▶ [STATED PROBLEM]: Return, word for word, every line that follows.
──────────
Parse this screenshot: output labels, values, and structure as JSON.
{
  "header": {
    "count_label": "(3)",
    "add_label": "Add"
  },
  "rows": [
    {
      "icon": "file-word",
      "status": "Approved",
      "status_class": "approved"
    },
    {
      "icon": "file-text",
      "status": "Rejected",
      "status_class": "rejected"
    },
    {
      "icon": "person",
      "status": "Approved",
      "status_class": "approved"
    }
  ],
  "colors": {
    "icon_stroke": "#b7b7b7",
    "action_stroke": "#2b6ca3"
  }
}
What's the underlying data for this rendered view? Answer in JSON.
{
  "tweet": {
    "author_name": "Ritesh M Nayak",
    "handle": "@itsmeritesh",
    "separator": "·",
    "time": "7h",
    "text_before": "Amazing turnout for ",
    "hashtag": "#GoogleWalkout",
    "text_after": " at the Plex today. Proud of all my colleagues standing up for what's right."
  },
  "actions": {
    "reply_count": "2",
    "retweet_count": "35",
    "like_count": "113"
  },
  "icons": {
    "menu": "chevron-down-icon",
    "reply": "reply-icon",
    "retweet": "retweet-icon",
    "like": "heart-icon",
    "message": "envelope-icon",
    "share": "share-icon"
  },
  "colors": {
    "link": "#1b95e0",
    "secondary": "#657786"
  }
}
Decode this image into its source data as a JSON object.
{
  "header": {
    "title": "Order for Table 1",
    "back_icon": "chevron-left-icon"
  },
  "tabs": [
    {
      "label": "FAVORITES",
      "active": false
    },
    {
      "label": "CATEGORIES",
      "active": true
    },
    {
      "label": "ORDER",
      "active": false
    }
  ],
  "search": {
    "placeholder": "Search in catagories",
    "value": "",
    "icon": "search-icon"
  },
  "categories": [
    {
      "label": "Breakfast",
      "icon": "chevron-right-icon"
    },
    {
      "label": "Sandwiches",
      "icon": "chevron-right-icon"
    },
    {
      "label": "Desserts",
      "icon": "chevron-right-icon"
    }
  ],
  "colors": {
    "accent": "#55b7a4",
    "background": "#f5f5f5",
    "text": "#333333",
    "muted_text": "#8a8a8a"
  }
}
──────────
▶ [WRITTEN SOLUTION]:
Parse this screenshot: output labels, values, and structure as JSON.
{
  "header": {
    "count_label": "(3)",
    "add_label": "Add"
  },
  "rows": [
    {
      "icon": "file-word",
      "status": "Approved",
      "status_class": "approved"
    },
    {
      "icon": "file-text",
      "status": "Rejected",
      "status_class": "rejected"
    },
    {
      "icon": "person",
      "status": "Approved",
      "status_class": "approved"
    }
  ],
  "colors": {
    "icon_stroke": "#b7b7b7",
    "action_stroke": "#2b6ca3"
  }
}
What's the underlying data for this rendered view? Answer in JSON.
{
  "tweet": {
    "author_name": "Ritesh M Nayak",
    "handle": "@itsmeritesh",
    "separator": "·",
    "time": "7h",
    "text_before": "Amazing turnout for ",
    "hashtag": "#GoogleWalkout",
    "text_after": " at the Plex today. Proud of all my colleagues standing up for what's right."
  },
  "actions": {
    "reply_count": "2",
    "retweet_count": "35",
    "like_count": "113"
  },
  "icons": {
    "menu": "chevron-down-icon",
    "reply": "reply-icon",
    "retweet": "retweet-icon",
    "like": "heart-icon",
    "message": "envelope-icon",
    "share": "share-icon"
  },
  "colors": {
    "link": "#1b95e0",
    "secondary": "#657786"
  }
}
Decode this image into its source data as a JSON object.
{
  "header": {
    "title": "Order for Table 1",
    "back_icon": "chevron-left-icon"
  },
  "tabs": [
    {
      "label": "FAVORITES",
      "active": false
    },
    {
      "label": "CATEGORIES",
      "active": true
    },
    {
      "label": "ORDER",
      "active": false
    }
  ],
  "search": {
    "placeholder": "Search in catagories",
    "value": "",
    "icon": "search-icon"
  },
  "categories": [
    {
      "label": "Breakfast",
      "icon": "chevron-right-icon"
    },
    {
      "label": "Sandwiches",
      "icon": "chevron-right-icon"
    },
    {
      "label": "Desserts",
      "icon": "chevron-right-icon"
    }
  ],
  "colors": {
    "accent": "#55b7a4",
    "background": "#f5f5f5",
    "text": "#333333",
    "muted_text": "#8a8a8a"
  }
}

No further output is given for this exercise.